TASK TO COMPLETE: Repeat the lines below exactly as they appear, but leave out the images.

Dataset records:
● ● ●

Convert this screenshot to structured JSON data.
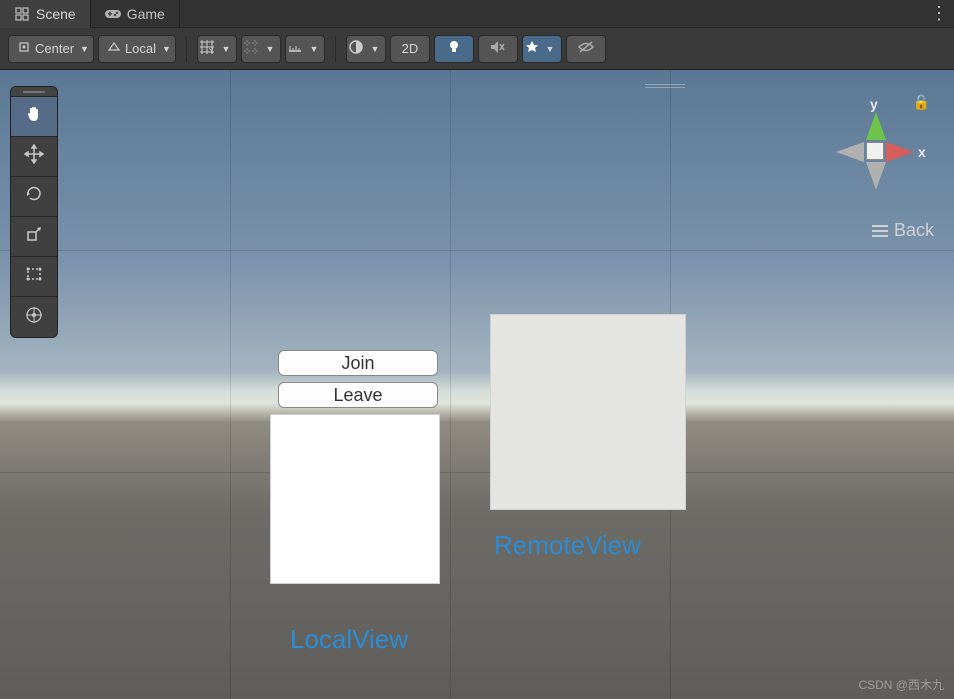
{
  "tabs": {
    "scene": "Scene",
    "game": "Game"
  },
  "toolbar": {
    "handle_position": "Center",
    "handle_rotation": "Local",
    "mode_2d": "2D"
  },
  "gizmo": {
    "x_axis": "x",
    "y_axis": "y",
    "back": "Back"
  },
  "scene_ui": {
    "join_button": "Join",
    "leave_button": "Leave",
    "local_view_label": "LocalView",
    "remote_view_label": "RemoteView"
  },
  "watermark": "CSDN @西木九"
}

● ● ●

EXERCISE OUTPUT:
Convert this screenshot to structured JSON data.
{
  "tabs": {
    "scene": "Scene",
    "game": "Game"
  },
  "toolbar": {
    "handle_position": "Center",
    "handle_rotation": "Local",
    "mode_2d": "2D"
  },
  "gizmo": {
    "x_axis": "x",
    "y_axis": "y",
    "back": "Back"
  },
  "scene_ui": {
    "join_button": "Join",
    "leave_button": "Leave",
    "local_view_label": "LocalView",
    "remote_view_label": "RemoteView"
  },
  "watermark": "CSDN @西木九"
}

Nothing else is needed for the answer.